:: WHAT NEEDS TO BE DONE ::
What follows is a set of records; repeat all of them exactly.

:: RAW DATA ::
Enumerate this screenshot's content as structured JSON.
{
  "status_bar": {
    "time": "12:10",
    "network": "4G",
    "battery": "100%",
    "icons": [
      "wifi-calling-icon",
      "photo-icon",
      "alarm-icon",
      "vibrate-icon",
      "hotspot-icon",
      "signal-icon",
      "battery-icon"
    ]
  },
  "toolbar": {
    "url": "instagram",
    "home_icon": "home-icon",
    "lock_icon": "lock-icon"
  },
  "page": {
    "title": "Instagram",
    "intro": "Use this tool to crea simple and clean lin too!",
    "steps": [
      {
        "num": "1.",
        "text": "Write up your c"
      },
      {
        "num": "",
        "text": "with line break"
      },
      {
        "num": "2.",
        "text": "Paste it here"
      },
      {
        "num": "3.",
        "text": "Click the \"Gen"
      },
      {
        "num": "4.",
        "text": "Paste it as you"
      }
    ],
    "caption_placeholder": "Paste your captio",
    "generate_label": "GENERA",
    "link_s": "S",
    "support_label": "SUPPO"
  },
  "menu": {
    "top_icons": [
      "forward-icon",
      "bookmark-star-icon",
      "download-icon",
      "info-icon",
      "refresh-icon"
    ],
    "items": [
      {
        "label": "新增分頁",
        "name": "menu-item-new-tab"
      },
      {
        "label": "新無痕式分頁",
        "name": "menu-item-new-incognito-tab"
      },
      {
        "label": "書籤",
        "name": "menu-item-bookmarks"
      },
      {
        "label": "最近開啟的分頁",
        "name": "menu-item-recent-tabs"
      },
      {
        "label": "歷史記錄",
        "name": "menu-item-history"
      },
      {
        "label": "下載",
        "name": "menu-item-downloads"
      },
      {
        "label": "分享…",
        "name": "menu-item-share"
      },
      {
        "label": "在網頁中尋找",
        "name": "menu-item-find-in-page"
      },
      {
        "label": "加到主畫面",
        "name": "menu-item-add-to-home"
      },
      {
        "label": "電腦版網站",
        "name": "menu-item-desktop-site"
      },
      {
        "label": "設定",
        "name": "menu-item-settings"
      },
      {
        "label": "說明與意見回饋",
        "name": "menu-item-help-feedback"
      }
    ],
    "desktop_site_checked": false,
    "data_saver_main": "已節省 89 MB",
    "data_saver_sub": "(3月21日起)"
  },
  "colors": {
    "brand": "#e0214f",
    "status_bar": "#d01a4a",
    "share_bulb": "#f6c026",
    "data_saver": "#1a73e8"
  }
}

:: REPLY ::
Enumerate this screenshot's content as structured JSON.
{
  "status_bar": {
    "time": "12:10",
    "network": "4G",
    "battery": "100%",
    "icons": [
      "wifi-calling-icon",
      "photo-icon",
      "alarm-icon",
      "vibrate-icon",
      "hotspot-icon",
      "signal-icon",
      "battery-icon"
    ]
  },
  "toolbar": {
    "url": "instagram",
    "home_icon": "home-icon",
    "lock_icon": "lock-icon"
  },
  "page": {
    "title": "Instagram",
    "intro": "Use this tool to crea simple and clean lin too!",
    "steps": [
      {
        "num": "1.",
        "text": "Write up your c"
      },
      {
        "num": "",
        "text": "with line break"
      },
      {
        "num": "2.",
        "text": "Paste it here"
      },
      {
        "num": "3.",
        "text": "Click the \"Gen"
      },
      {
        "num": "4.",
        "text": "Paste it as you"
      }
    ],
    "caption_placeholder": "Paste your captio",
    "generate_label": "GENERA",
    "link_s": "S",
    "support_label": "SUPPO"
  },
  "menu": {
    "top_icons": [
      "forward-icon",
      "bookmark-star-icon",
      "download-icon",
      "info-icon",
      "refresh-icon"
    ],
    "items": [
      {
        "label": "新增分頁",
        "name": "menu-item-new-tab"
      },
      {
        "label": "新無痕式分頁",
        "name": "menu-item-new-incognito-tab"
      },
      {
        "label": "書籤",
        "name": "menu-item-bookmarks"
      },
      {
        "label": "最近開啟的分頁",
        "name": "menu-item-recent-tabs"
      },
      {
        "label": "歷史記錄",
        "name": "menu-item-history"
      },
      {
        "label": "下載",
        "name": "menu-item-downloads"
      },
      {
        "label": "分享…",
        "name": "menu-item-share"
      },
      {
        "label": "在網頁中尋找",
        "name": "menu-item-find-in-page"
      },
      {
        "label": "加到主畫面",
        "name": "menu-item-add-to-home"
      },
      {
        "label": "電腦版網站",
        "name": "menu-item-desktop-site"
      },
      {
        "label": "設定",
        "name": "menu-item-settings"
      },
      {
        "label": "說明與意見回饋",
        "name": "menu-item-help-feedback"
      }
    ],
    "desktop_site_checked": false,
    "data_saver_main": "已節省 89 MB",
    "data_saver_sub": "(3月21日起)"
  },
  "colors": {
    "brand": "#e0214f",
    "status_bar": "#d01a4a",
    "share_bulb": "#f6c026",
    "data_saver": "#1a73e8"
  }
}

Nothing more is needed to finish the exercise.